Problem
Below is a set of records; print all of them exactly as written.
#### The records
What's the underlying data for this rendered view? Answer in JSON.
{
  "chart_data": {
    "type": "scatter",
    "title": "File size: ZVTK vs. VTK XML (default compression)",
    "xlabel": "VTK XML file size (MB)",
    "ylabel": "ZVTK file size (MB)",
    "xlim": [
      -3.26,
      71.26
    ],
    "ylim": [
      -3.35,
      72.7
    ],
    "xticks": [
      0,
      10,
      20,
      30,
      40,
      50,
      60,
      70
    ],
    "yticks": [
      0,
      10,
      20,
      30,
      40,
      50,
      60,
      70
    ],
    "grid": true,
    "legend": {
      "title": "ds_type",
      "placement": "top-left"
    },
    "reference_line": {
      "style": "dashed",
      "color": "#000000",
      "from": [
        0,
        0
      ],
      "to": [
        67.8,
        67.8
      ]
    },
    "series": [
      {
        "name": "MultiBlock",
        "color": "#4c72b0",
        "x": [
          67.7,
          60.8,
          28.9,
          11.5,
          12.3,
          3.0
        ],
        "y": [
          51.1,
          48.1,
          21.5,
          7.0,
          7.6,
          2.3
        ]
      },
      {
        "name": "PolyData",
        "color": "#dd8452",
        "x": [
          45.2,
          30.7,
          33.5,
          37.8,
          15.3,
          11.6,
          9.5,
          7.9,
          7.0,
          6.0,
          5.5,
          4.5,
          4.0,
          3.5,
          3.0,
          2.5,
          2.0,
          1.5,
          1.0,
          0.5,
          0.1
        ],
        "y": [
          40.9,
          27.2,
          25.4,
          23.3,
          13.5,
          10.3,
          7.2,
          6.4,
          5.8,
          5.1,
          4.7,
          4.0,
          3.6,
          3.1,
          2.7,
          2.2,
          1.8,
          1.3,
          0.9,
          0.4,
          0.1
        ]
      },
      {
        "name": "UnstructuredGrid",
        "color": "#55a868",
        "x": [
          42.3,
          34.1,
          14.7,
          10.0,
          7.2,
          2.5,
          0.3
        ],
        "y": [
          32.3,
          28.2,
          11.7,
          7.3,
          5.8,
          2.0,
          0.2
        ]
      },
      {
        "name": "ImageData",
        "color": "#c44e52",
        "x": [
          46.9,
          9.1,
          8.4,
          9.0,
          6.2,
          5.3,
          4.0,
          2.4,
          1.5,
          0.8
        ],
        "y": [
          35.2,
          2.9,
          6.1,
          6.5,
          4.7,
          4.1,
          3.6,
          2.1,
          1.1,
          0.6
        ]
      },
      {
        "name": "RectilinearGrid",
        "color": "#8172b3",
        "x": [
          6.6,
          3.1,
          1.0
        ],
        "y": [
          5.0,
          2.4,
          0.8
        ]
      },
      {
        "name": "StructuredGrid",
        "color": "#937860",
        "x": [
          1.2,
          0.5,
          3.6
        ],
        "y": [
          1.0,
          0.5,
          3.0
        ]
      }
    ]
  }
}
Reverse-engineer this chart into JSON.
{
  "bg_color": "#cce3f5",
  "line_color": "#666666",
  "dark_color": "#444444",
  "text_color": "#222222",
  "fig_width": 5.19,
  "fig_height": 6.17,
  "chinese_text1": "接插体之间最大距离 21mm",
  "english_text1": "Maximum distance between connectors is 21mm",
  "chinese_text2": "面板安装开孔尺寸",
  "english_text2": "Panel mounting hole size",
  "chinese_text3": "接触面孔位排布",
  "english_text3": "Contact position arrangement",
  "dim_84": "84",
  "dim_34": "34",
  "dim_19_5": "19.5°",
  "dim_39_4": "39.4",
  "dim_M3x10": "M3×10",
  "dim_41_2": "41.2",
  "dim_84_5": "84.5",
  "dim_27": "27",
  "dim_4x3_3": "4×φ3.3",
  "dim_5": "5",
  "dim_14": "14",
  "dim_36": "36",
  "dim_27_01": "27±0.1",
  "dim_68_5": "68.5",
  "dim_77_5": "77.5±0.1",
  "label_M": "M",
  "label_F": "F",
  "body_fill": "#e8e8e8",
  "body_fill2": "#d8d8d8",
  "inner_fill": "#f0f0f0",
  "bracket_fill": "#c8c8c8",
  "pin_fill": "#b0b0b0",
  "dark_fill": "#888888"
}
########
Response
What's the underlying data for this rendered view? Answer in JSON.
{
  "chart_data": {
    "type": "scatter",
    "title": "File size: ZVTK vs. VTK XML (default compression)",
    "xlabel": "VTK XML file size (MB)",
    "ylabel": "ZVTK file size (MB)",
    "xlim": [
      -3.26,
      71.26
    ],
    "ylim": [
      -3.35,
      72.7
    ],
    "xticks": [
      0,
      10,
      20,
      30,
      40,
      50,
      60,
      70
    ],
    "yticks": [
      0,
      10,
      20,
      30,
      40,
      50,
      60,
      70
    ],
    "grid": true,
    "legend": {
      "title": "ds_type",
      "placement": "top-left"
    },
    "reference_line": {
      "style": "dashed",
      "color": "#000000",
      "from": [
        0,
        0
      ],
      "to": [
        67.8,
        67.8
      ]
    },
    "series": [
      {
        "name": "MultiBlock",
        "color": "#4c72b0",
        "x": [
          67.7,
          60.8,
          28.9,
          11.5,
          12.3,
          3.0
        ],
        "y": [
          51.1,
          48.1,
          21.5,
          7.0,
          7.6,
          2.3
        ]
      },
      {
        "name": "PolyData",
        "color": "#dd8452",
        "x": [
          45.2,
          30.7,
          33.5,
          37.8,
          15.3,
          11.6,
          9.5,
          7.9,
          7.0,
          6.0,
          5.5,
          4.5,
          4.0,
          3.5,
          3.0,
          2.5,
          2.0,
          1.5,
          1.0,
          0.5,
          0.1
        ],
        "y": [
          40.9,
          27.2,
          25.4,
          23.3,
          13.5,
          10.3,
          7.2,
          6.4,
          5.8,
          5.1,
          4.7,
          4.0,
          3.6,
          3.1,
          2.7,
          2.2,
          1.8,
          1.3,
          0.9,
          0.4,
          0.1
        ]
      },
      {
        "name": "UnstructuredGrid",
        "color": "#55a868",
        "x": [
          42.3,
          34.1,
          14.7,
          10.0,
          7.2,
          2.5,
          0.3
        ],
        "y": [
          32.3,
          28.2,
          11.7,
          7.3,
          5.8,
          2.0,
          0.2
        ]
      },
      {
        "name": "ImageData",
        "color": "#c44e52",
        "x": [
          46.9,
          9.1,
          8.4,
          9.0,
          6.2,
          5.3,
          4.0,
          2.4,
          1.5,
          0.8
        ],
        "y": [
          35.2,
          2.9,
          6.1,
          6.5,
          4.7,
          4.1,
          3.6,
          2.1,
          1.1,
          0.6
        ]
      },
      {
        "name": "RectilinearGrid",
        "color": "#8172b3",
        "x": [
          6.6,
          3.1,
          1.0
        ],
        "y": [
          5.0,
          2.4,
          0.8
        ]
      },
      {
        "name": "StructuredGrid",
        "color": "#937860",
        "x": [
          1.2,
          0.5,
          3.6
        ],
        "y": [
          1.0,
          0.5,
          3.0
        ]
      }
    ]
  }
}
Reverse-engineer this chart into JSON.
{
  "bg_color": "#cce3f5",
  "line_color": "#666666",
  "dark_color": "#444444",
  "text_color": "#222222",
  "fig_width": 5.19,
  "fig_height": 6.17,
  "chinese_text1": "接插体之间最大距离 21mm",
  "english_text1": "Maximum distance between connectors is 21mm",
  "chinese_text2": "面板安装开孔尺寸",
  "english_text2": "Panel mounting hole size",
  "chinese_text3": "接触面孔位排布",
  "english_text3": "Contact position arrangement",
  "dim_84": "84",
  "dim_34": "34",
  "dim_19_5": "19.5°",
  "dim_39_4": "39.4",
  "dim_M3x10": "M3×10",
  "dim_41_2": "41.2",
  "dim_84_5": "84.5",
  "dim_27": "27",
  "dim_4x3_3": "4×φ3.3",
  "dim_5": "5",
  "dim_14": "14",
  "dim_36": "36",
  "dim_27_01": "27±0.1",
  "dim_68_5": "68.5",
  "dim_77_5": "77.5±0.1",
  "label_M": "M",
  "label_F": "F",
  "body_fill": "#e8e8e8",
  "body_fill2": "#d8d8d8",
  "inner_fill": "#f0f0f0",
  "bracket_fill": "#c8c8c8",
  "pin_fill": "#b0b0b0",
  "dark_fill": "#888888"
}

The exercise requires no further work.